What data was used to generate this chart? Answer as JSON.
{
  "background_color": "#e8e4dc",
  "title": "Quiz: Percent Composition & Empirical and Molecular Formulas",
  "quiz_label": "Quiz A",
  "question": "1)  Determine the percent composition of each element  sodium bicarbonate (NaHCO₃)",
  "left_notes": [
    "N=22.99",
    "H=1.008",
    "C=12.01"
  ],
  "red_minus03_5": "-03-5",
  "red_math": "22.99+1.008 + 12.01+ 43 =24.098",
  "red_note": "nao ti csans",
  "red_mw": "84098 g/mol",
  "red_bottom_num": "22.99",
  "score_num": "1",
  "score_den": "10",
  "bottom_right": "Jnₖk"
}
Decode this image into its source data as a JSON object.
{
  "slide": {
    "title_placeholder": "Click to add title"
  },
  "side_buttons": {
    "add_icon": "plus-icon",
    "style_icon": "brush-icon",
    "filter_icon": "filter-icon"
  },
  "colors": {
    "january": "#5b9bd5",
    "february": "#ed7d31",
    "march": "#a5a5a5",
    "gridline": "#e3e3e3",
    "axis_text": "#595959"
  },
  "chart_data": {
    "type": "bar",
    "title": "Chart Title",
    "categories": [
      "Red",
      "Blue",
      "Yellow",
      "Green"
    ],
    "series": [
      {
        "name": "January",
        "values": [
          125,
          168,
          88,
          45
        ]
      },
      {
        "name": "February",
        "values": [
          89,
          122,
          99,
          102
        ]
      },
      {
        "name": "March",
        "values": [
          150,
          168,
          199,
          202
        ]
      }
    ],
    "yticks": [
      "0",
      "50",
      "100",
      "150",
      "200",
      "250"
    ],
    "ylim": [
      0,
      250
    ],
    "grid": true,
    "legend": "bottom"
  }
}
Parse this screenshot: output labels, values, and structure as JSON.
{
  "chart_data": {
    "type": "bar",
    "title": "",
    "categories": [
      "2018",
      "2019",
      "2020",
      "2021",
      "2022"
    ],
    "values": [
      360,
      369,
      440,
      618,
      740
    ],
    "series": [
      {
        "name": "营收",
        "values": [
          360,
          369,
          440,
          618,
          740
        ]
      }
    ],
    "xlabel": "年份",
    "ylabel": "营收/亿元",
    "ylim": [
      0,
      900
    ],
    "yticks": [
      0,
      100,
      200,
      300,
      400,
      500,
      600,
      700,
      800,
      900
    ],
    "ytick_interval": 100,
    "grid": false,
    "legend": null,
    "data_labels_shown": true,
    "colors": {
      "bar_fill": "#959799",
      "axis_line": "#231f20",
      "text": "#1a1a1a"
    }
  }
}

**The problem:**
Can you restate every record above word for word?

**Reply:**
What data was used to generate this chart? Answer as JSON.
{
  "background_color": "#e8e4dc",
  "title": "Quiz: Percent Composition & Empirical and Molecular Formulas",
  "quiz_label": "Quiz A",
  "question": "1)  Determine the percent composition of each element  sodium bicarbonate (NaHCO₃)",
  "left_notes": [
    "N=22.99",
    "H=1.008",
    "C=12.01"
  ],
  "red_minus03_5": "-03-5",
  "red_math": "22.99+1.008 + 12.01+ 43 =24.098",
  "red_note": "nao ti csans",
  "red_mw": "84098 g/mol",
  "red_bottom_num": "22.99",
  "score_num": "1",
  "score_den": "10",
  "bottom_right": "Jnₖk"
}
Decode this image into its source data as a JSON object.
{
  "slide": {
    "title_placeholder": "Click to add title"
  },
  "side_buttons": {
    "add_icon": "plus-icon",
    "style_icon": "brush-icon",
    "filter_icon": "filter-icon"
  },
  "colors": {
    "january": "#5b9bd5",
    "february": "#ed7d31",
    "march": "#a5a5a5",
    "gridline": "#e3e3e3",
    "axis_text": "#595959"
  },
  "chart_data": {
    "type": "bar",
    "title": "Chart Title",
    "categories": [
      "Red",
      "Blue",
      "Yellow",
      "Green"
    ],
    "series": [
      {
        "name": "January",
        "values": [
          125,
          168,
          88,
          45
        ]
      },
      {
        "name": "February",
        "values": [
          89,
          122,
          99,
          102
        ]
      },
      {
        "name": "March",
        "values": [
          150,
          168,
          199,
          202
        ]
      }
    ],
    "yticks": [
      "0",
      "50",
      "100",
      "150",
      "200",
      "250"
    ],
    "ylim": [
      0,
      250
    ],
    "grid": true,
    "legend": "bottom"
  }
}
Parse this screenshot: output labels, values, and structure as JSON.
{
  "chart_data": {
    "type": "bar",
    "title": "",
    "categories": [
      "2018",
      "2019",
      "2020",
      "2021",
      "2022"
    ],
    "values": [
      360,
      369,
      440,
      618,
      740
    ],
    "series": [
      {
        "name": "营收",
        "values": [
          360,
          369,
          440,
          618,
          740
        ]
      }
    ],
    "xlabel": "年份",
    "ylabel": "营收/亿元",
    "ylim": [
      0,
      900
    ],
    "yticks": [
      0,
      100,
      200,
      300,
      400,
      500,
      600,
      700,
      800,
      900
    ],
    "ytick_interval": 100,
    "grid": false,
    "legend": null,
    "data_labels_shown": true,
    "colors": {
      "bar_fill": "#959799",
      "axis_line": "#231f20",
      "text": "#1a1a1a"
    }
  }
}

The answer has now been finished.